BEGIN Provided records

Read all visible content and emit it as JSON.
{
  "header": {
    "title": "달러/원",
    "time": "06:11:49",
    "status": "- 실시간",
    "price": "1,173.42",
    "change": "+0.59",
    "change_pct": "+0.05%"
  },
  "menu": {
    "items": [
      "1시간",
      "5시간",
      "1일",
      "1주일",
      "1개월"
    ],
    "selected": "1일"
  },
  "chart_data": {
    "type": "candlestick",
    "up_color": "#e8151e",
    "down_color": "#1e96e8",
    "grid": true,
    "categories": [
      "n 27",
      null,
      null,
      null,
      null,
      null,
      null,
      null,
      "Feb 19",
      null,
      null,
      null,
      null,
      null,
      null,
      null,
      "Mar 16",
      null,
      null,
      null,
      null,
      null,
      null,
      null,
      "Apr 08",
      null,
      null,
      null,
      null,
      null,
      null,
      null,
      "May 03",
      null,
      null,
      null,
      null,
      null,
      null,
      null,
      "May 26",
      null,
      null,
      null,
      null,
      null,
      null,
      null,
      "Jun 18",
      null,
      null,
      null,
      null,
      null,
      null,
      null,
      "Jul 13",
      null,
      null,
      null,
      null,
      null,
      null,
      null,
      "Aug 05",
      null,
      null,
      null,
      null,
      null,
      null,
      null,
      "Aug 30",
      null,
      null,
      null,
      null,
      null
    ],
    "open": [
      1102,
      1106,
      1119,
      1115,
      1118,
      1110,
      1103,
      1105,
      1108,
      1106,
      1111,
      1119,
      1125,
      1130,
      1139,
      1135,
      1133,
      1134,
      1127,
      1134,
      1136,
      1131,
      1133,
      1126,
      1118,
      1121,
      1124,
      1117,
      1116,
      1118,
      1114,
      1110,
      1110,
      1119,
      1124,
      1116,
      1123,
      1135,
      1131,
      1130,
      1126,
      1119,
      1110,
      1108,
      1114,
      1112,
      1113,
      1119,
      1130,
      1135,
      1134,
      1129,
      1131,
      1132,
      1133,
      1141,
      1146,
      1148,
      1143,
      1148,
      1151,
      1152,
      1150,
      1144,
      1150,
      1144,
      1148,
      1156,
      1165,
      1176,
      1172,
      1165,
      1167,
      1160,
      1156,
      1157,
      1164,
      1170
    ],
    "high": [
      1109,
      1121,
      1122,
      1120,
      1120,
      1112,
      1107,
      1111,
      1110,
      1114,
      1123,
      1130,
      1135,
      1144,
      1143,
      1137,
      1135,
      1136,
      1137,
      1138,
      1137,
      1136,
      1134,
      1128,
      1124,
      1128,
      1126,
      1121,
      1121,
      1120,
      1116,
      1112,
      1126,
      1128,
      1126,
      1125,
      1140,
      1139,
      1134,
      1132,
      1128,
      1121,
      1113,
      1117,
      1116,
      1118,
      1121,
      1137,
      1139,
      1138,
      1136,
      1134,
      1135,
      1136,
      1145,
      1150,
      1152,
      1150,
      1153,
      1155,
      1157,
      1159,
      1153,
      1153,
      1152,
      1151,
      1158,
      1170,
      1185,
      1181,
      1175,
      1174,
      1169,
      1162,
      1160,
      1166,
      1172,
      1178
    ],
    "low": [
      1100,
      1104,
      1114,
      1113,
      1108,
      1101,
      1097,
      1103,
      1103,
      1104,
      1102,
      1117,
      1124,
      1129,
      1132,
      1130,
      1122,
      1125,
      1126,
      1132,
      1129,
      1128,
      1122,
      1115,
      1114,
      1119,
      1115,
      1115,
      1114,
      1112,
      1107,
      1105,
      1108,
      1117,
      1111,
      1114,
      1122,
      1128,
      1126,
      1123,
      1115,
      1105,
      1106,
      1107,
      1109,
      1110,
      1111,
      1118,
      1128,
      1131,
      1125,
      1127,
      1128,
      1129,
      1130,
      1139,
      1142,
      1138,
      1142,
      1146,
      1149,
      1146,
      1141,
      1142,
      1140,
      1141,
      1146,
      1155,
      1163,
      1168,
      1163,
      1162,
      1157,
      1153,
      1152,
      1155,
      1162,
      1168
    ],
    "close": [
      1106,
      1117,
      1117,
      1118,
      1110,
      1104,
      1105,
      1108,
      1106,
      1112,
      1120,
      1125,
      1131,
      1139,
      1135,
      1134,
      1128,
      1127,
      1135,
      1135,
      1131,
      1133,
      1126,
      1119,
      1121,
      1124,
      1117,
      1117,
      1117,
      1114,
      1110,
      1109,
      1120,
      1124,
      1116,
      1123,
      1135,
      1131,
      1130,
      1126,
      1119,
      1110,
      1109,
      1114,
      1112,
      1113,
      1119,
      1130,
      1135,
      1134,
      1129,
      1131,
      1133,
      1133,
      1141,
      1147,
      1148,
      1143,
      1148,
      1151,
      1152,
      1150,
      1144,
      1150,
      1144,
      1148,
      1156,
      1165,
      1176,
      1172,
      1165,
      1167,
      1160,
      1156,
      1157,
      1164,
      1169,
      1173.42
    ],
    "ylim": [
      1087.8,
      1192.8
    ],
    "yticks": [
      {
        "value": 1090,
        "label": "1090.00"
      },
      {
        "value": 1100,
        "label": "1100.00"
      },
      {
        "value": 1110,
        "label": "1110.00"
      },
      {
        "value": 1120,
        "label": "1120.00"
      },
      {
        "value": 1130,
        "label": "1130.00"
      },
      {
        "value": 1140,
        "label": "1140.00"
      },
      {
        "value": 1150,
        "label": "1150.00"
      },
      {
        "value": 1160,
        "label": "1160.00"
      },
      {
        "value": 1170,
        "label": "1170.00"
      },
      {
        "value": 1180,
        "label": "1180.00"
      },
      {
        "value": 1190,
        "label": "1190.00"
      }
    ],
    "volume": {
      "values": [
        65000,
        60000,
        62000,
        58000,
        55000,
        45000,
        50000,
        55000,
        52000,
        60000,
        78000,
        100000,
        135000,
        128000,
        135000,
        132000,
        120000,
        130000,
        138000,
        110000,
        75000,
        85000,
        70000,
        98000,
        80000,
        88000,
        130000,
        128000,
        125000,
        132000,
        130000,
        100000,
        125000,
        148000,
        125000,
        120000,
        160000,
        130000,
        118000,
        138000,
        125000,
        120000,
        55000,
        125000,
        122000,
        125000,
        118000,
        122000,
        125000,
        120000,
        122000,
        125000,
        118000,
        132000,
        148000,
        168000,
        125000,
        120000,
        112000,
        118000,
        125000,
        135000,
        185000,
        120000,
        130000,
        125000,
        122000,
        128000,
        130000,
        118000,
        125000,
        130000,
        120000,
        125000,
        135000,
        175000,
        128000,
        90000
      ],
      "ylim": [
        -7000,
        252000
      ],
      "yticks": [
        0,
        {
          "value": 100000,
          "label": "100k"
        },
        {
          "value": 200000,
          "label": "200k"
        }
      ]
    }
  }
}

END Provided records

**Do this**
Copy every line verbatim.

**Answer to this exercise**
Read all visible content and emit it as JSON.
{
  "header": {
    "title": "달러/원",
    "time": "06:11:49",
    "status": "- 실시간",
    "price": "1,173.42",
    "change": "+0.59",
    "change_pct": "+0.05%"
  },
  "menu": {
    "items": [
      "1시간",
      "5시간",
      "1일",
      "1주일",
      "1개월"
    ],
    "selected": "1일"
  },
  "chart_data": {
    "type": "candlestick",
    "up_color": "#e8151e",
    "down_color": "#1e96e8",
    "grid": true,
    "categories": [
      "n 27",
      null,
      null,
      null,
      null,
      null,
      null,
      null,
      "Feb 19",
      null,
      null,
      null,
      null,
      null,
      null,
      null,
      "Mar 16",
      null,
      null,
      null,
      null,
      null,
      null,
      null,
      "Apr 08",
      null,
      null,
      null,
      null,
      null,
      null,
      null,
      "May 03",
      null,
      null,
      null,
      null,
      null,
      null,
      null,
      "May 26",
      null,
      null,
      null,
      null,
      null,
      null,
      null,
      "Jun 18",
      null,
      null,
      null,
      null,
      null,
      null,
      null,
      "Jul 13",
      null,
      null,
      null,
      null,
      null,
      null,
      null,
      "Aug 05",
      null,
      null,
      null,
      null,
      null,
      null,
      null,
      "Aug 30",
      null,
      null,
      null,
      null,
      null
    ],
    "open": [
      1102,
      1106,
      1119,
      1115,
      1118,
      1110,
      1103,
      1105,
      1108,
      1106,
      1111,
      1119,
      1125,
      1130,
      1139,
      1135,
      1133,
      1134,
      1127,
      1134,
      1136,
      1131,
      1133,
      1126,
      1118,
      1121,
      1124,
      1117,
      1116,
      1118,
      1114,
      1110,
      1110,
      1119,
      1124,
      1116,
      1123,
      1135,
      1131,
      1130,
      1126,
      1119,
      1110,
      1108,
      1114,
      1112,
      1113,
      1119,
      1130,
      1135,
      1134,
      1129,
      1131,
      1132,
      1133,
      1141,
      1146,
      1148,
      1143,
      1148,
      1151,
      1152,
      1150,
      1144,
      1150,
      1144,
      1148,
      1156,
      1165,
      1176,
      1172,
      1165,
      1167,
      1160,
      1156,
      1157,
      1164,
      1170
    ],
    "high": [
      1109,
      1121,
      1122,
      1120,
      1120,
      1112,
      1107,
      1111,
      1110,
      1114,
      1123,
      1130,
      1135,
      1144,
      1143,
      1137,
      1135,
      1136,
      1137,
      1138,
      1137,
      1136,
      1134,
      1128,
      1124,
      1128,
      1126,
      1121,
      1121,
      1120,
      1116,
      1112,
      1126,
      1128,
      1126,
      1125,
      1140,
      1139,
      1134,
      1132,
      1128,
      1121,
      1113,
      1117,
      1116,
      1118,
      1121,
      1137,
      1139,
      1138,
      1136,
      1134,
      1135,
      1136,
      1145,
      1150,
      1152,
      1150,
      1153,
      1155,
      1157,
      1159,
      1153,
      1153,
      1152,
      1151,
      1158,
      1170,
      1185,
      1181,
      1175,
      1174,
      1169,
      1162,
      1160,
      1166,
      1172,
      1178
    ],
    "low": [
      1100,
      1104,
      1114,
      1113,
      1108,
      1101,
      1097,
      1103,
      1103,
      1104,
      1102,
      1117,
      1124,
      1129,
      1132,
      1130,
      1122,
      1125,
      1126,
      1132,
      1129,
      1128,
      1122,
      1115,
      1114,
      1119,
      1115,
      1115,
      1114,
      1112,
      1107,
      1105,
      1108,
      1117,
      1111,
      1114,
      1122,
      1128,
      1126,
      1123,
      1115,
      1105,
      1106,
      1107,
      1109,
      1110,
      1111,
      1118,
      1128,
      1131,
      1125,
      1127,
      1128,
      1129,
      1130,
      1139,
      1142,
      1138,
      1142,
      1146,
      1149,
      1146,
      1141,
      1142,
      1140,
      1141,
      1146,
      1155,
      1163,
      1168,
      1163,
      1162,
      1157,
      1153,
      1152,
      1155,
      1162,
      1168
    ],
    "close": [
      1106,
      1117,
      1117,
      1118,
      1110,
      1104,
      1105,
      1108,
      1106,
      1112,
      1120,
      1125,
      1131,
      1139,
      1135,
      1134,
      1128,
      1127,
      1135,
      1135,
      1131,
      1133,
      1126,
      1119,
      1121,
      1124,
      1117,
      1117,
      1117,
      1114,
      1110,
      1109,
      1120,
      1124,
      1116,
      1123,
      1135,
      1131,
      1130,
      1126,
      1119,
      1110,
      1109,
      1114,
      1112,
      1113,
      1119,
      1130,
      1135,
      1134,
      1129,
      1131,
      1133,
      1133,
      1141,
      1147,
      1148,
      1143,
      1148,
      1151,
      1152,
      1150,
      1144,
      1150,
      1144,
      1148,
      1156,
      1165,
      1176,
      1172,
      1165,
      1167,
      1160,
      1156,
      1157,
      1164,
      1169,
      1173.42
    ],
    "ylim": [
      1087.8,
      1192.8
    ],
    "yticks": [
      {
        "value": 1090,
        "label": "1090.00"
      },
      {
        "value": 1100,
        "label": "1100.00"
      },
      {
        "value": 1110,
        "label": "1110.00"
      },
      {
        "value": 1120,
        "label": "1120.00"
      },
      {
        "value": 1130,
        "label": "1130.00"
      },
      {
        "value": 1140,
        "label": "1140.00"
      },
      {
        "value": 1150,
        "label": "1150.00"
      },
      {
        "value": 1160,
        "label": "1160.00"
      },
      {
        "value": 1170,
        "label": "1170.00"
      },
      {
        "value": 1180,
        "label": "1180.00"
      },
      {
        "value": 1190,
        "label": "1190.00"
      }
    ],
    "volume": {
      "values": [
        65000,
        60000,
        62000,
        58000,
        55000,
        45000,
        50000,
        55000,
        52000,
        60000,
        78000,
        100000,
        135000,
        128000,
        135000,
        132000,
        120000,
        130000,
        138000,
        110000,
        75000,
        85000,
        70000,
        98000,
        80000,
        88000,
        130000,
        128000,
        125000,
        132000,
        130000,
        100000,
        125000,
        148000,
        125000,
        120000,
        160000,
        130000,
        118000,
        138000,
        125000,
        120000,
        55000,
        125000,
        122000,
        125000,
        118000,
        122000,
        125000,
        120000,
        122000,
        125000,
        118000,
        132000,
        148000,
        168000,
        125000,
        120000,
        112000,
        118000,
        125000,
        135000,
        185000,
        120000,
        130000,
        125000,
        122000,
        128000,
        130000,
        118000,
        125000,
        130000,
        120000,
        125000,
        135000,
        175000,
        128000,
        90000
      ],
      "ylim": [
        -7000,
        252000
      ],
      "yticks": [
        0,
        {
          "value": 100000,
          "label": "100k"
        },
        {
          "value": 200000,
          "label": "200k"
        }
      ]
    }
  }
}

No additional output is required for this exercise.